_Work instructions:_ When the word "does" appears in a line of the data below, list that line.

[Records from a dataset]
====

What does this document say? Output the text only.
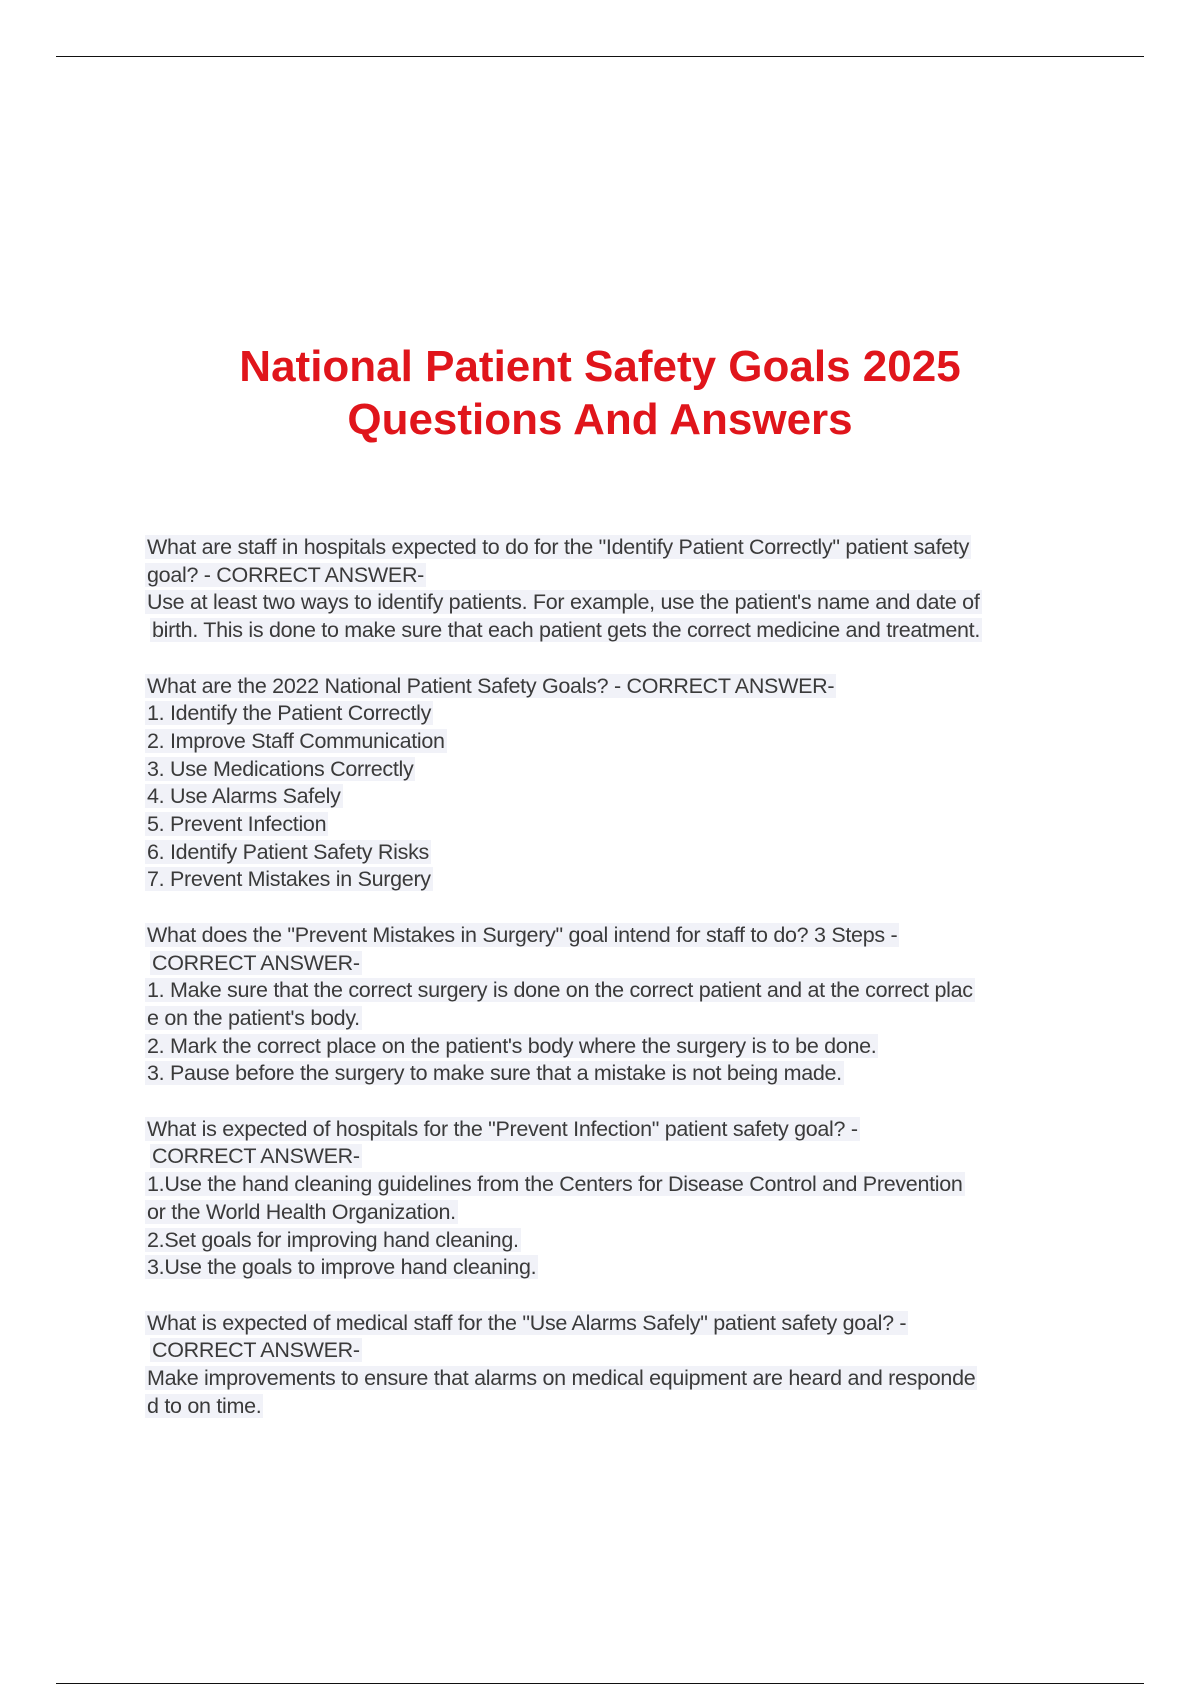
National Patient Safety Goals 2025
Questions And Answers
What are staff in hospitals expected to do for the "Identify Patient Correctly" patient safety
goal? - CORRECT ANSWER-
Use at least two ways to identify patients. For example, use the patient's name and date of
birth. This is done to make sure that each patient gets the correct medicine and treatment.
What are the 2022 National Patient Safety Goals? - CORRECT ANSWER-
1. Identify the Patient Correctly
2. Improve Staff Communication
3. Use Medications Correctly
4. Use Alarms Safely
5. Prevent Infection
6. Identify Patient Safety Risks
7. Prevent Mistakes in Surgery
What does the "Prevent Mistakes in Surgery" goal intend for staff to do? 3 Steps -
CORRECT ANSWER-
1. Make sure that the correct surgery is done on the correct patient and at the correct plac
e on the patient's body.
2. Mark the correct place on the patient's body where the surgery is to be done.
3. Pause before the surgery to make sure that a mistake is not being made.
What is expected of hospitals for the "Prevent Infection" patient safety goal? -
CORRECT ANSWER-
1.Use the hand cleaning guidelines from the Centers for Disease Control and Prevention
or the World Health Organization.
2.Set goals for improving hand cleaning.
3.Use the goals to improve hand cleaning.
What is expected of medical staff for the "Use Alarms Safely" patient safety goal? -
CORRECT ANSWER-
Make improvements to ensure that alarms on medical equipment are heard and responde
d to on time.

====

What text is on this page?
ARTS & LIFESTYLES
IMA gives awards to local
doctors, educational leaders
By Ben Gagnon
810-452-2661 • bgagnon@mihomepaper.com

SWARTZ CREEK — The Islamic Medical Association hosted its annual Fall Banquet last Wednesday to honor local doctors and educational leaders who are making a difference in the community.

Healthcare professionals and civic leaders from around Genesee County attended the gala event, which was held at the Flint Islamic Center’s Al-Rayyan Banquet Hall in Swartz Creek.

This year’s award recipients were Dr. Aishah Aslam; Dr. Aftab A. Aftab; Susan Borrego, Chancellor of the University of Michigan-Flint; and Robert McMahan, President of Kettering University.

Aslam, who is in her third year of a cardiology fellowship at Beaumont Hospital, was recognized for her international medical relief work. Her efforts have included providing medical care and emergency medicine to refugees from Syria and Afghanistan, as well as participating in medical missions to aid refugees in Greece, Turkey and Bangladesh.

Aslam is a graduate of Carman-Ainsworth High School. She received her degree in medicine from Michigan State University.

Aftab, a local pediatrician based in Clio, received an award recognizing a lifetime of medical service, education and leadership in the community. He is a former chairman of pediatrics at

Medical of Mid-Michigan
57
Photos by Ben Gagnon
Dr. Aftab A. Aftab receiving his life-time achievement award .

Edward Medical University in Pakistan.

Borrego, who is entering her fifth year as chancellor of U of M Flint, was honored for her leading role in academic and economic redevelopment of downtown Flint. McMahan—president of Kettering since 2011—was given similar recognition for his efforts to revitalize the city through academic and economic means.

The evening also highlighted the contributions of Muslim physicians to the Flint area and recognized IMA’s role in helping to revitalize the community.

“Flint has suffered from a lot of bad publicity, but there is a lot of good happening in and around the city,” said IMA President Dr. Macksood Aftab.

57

====

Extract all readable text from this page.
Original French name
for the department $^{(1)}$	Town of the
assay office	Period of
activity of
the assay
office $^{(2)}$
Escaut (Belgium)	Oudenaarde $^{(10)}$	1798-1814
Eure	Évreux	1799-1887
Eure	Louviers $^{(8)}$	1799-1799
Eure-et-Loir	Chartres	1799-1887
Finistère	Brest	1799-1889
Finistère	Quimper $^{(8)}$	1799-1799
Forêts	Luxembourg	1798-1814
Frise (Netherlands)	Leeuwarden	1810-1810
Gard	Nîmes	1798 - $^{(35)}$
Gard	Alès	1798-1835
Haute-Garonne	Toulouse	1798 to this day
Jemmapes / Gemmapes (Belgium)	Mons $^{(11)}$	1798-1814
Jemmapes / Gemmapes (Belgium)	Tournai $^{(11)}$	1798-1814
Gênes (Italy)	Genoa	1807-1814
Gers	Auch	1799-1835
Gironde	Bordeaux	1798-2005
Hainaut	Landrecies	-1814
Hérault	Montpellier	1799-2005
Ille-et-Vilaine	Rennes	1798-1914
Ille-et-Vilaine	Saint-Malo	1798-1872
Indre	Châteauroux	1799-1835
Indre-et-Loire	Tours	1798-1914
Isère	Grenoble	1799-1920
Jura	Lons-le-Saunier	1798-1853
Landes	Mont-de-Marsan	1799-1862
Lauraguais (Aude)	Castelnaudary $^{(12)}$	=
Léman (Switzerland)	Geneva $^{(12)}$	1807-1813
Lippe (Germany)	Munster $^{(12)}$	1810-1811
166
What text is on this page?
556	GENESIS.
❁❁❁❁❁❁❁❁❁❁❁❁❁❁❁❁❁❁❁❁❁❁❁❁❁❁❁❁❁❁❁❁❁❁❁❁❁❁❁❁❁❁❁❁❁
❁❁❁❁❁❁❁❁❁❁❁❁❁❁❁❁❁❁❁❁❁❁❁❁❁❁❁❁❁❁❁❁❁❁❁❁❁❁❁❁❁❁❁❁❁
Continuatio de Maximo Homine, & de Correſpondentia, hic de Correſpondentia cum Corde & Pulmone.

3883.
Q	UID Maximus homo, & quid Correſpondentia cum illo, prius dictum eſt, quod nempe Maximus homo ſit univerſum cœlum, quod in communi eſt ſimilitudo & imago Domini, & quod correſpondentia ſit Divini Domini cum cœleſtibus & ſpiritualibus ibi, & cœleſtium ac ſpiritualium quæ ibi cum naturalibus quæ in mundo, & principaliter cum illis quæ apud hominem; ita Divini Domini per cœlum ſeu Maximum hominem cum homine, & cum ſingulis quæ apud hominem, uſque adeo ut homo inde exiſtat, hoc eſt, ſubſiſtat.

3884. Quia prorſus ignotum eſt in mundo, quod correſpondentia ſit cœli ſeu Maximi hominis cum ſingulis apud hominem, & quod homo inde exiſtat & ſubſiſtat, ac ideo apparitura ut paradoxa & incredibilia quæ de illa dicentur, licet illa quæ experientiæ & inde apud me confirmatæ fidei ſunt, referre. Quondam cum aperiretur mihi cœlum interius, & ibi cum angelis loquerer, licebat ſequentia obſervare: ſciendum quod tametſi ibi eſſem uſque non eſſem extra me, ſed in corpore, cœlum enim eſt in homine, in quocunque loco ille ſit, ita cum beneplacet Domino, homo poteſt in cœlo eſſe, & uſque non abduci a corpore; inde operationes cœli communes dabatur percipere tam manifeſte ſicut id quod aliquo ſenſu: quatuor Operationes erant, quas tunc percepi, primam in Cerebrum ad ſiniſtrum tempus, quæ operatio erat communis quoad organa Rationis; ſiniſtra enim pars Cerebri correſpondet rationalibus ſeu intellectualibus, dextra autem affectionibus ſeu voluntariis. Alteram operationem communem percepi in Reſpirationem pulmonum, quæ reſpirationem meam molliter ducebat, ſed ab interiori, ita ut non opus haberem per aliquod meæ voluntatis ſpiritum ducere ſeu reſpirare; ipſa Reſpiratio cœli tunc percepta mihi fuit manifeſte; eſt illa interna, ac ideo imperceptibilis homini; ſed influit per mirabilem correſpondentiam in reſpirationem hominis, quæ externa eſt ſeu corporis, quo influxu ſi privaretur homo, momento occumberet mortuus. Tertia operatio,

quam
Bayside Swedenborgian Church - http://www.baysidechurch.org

====

_Solution to this task:_
What does this document say? Output the text only.
What does the "Prevent Mistakes in Surgery" goal intend for staff to do? 3 Steps -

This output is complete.